What to do
Turn the material below, from the line with "app-screen: S RC" up to and including the line with "side-overlap-value[interactable]: 60 %: [682, 301, 740, 314]", into a numbered list, leaving out blank lines.
──────────────────────────────
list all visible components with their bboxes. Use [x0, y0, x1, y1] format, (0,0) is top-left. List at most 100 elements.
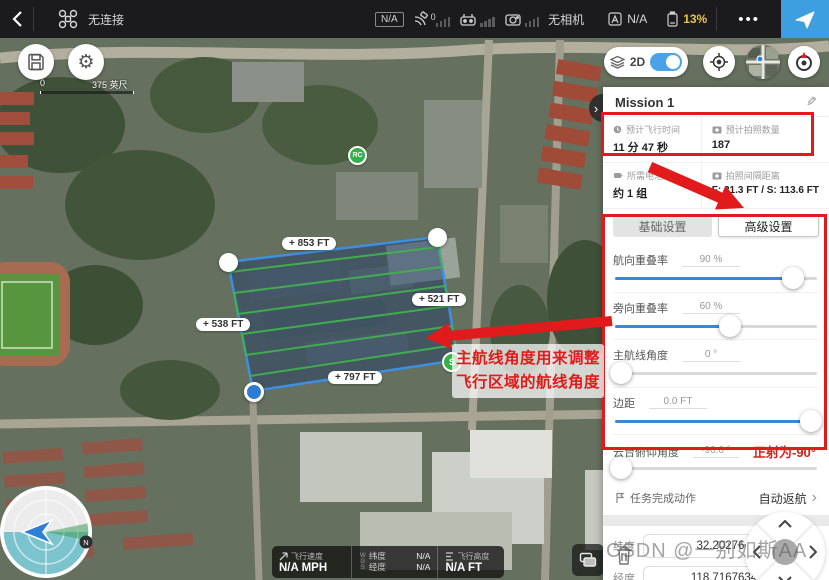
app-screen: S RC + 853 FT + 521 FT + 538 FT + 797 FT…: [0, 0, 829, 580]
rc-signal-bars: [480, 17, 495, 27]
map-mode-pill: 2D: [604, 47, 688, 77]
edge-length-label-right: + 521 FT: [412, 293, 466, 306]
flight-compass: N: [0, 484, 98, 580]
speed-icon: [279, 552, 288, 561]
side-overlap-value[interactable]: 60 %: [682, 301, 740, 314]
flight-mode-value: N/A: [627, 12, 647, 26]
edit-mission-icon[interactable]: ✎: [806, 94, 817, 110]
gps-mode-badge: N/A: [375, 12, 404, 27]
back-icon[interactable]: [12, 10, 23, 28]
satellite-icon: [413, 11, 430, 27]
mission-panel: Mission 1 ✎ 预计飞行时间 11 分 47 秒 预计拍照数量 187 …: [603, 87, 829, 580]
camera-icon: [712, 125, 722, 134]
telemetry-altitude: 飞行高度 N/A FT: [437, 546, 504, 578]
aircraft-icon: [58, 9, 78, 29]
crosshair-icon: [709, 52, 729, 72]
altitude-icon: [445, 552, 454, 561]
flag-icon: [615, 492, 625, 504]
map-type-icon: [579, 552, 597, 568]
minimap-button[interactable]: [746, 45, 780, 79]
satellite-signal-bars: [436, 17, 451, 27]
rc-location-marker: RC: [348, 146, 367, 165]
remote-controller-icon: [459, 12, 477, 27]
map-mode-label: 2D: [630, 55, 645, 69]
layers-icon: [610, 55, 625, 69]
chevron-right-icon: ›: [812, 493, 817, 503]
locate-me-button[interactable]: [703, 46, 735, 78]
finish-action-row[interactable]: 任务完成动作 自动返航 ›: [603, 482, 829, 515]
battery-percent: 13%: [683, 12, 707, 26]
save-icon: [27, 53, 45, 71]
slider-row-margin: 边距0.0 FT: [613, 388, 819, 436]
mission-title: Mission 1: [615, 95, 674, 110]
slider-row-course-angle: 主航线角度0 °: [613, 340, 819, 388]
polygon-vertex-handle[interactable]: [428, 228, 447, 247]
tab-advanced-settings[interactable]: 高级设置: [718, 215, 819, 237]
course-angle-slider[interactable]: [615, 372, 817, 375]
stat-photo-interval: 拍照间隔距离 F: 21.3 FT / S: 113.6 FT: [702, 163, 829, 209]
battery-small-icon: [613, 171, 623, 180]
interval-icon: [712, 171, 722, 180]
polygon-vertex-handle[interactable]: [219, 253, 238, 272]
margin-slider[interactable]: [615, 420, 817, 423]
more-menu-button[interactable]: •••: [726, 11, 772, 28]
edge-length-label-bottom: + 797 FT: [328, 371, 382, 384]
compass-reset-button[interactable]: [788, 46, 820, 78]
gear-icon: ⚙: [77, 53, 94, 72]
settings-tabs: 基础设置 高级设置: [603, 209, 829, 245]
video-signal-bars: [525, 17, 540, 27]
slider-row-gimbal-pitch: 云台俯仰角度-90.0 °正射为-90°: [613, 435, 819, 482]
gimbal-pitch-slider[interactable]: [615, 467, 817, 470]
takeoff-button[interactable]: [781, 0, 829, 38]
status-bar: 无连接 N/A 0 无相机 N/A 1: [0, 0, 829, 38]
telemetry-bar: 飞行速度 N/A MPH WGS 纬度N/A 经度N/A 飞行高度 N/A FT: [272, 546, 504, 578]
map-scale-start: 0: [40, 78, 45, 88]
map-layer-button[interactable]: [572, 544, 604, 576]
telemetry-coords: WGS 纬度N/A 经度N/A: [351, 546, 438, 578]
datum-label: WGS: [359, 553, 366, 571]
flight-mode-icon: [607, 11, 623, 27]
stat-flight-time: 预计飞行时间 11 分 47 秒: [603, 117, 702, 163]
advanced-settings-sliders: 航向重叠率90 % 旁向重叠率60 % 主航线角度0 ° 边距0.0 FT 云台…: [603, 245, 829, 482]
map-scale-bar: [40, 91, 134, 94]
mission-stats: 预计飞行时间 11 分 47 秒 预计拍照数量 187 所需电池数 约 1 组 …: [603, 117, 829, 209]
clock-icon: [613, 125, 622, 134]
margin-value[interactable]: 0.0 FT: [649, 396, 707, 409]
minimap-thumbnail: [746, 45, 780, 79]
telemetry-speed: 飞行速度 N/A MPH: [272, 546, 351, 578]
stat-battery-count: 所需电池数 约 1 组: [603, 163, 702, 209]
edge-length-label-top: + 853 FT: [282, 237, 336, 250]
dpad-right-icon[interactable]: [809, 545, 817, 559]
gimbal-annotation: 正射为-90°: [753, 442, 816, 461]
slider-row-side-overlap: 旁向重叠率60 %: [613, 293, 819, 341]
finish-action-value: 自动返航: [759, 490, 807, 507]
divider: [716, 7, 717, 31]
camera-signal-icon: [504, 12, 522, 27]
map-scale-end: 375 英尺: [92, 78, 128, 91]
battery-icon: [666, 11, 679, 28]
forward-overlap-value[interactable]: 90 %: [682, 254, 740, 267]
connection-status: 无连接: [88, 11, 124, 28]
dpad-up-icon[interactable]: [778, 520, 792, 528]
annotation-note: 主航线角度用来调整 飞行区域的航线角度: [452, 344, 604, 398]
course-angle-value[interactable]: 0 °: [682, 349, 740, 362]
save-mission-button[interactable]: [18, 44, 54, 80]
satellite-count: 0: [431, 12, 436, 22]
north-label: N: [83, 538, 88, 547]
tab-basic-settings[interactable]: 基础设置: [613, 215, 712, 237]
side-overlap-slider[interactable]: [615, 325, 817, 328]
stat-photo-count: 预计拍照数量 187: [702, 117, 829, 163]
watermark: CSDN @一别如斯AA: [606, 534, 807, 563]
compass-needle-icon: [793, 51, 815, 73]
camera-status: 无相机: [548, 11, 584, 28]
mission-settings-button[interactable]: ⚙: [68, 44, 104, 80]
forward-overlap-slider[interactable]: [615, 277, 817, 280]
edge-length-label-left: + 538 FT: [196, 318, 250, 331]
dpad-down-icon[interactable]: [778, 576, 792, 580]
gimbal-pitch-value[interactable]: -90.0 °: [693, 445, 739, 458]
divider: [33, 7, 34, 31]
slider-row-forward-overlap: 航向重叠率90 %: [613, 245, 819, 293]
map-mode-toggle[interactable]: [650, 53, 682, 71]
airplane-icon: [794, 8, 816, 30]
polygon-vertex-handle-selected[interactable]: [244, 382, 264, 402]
──────────────────────────────
Solution
1. app-screen: S RC + 853 FT + 521 FT + 538 FT + 797 FT…: [0, 0, 829, 580]
2. rc-signal-bars: [480, 17, 495, 27]
3. map-mode-pill: 2D: [604, 47, 688, 77]
4. edge-length-label-right: + 521 FT: [412, 293, 466, 306]
5. flight-compass: N: [0, 484, 98, 580]
6. speed-icon: [279, 552, 288, 561]
7. side-overlap-value[interactable]: 60 %: [682, 301, 740, 314]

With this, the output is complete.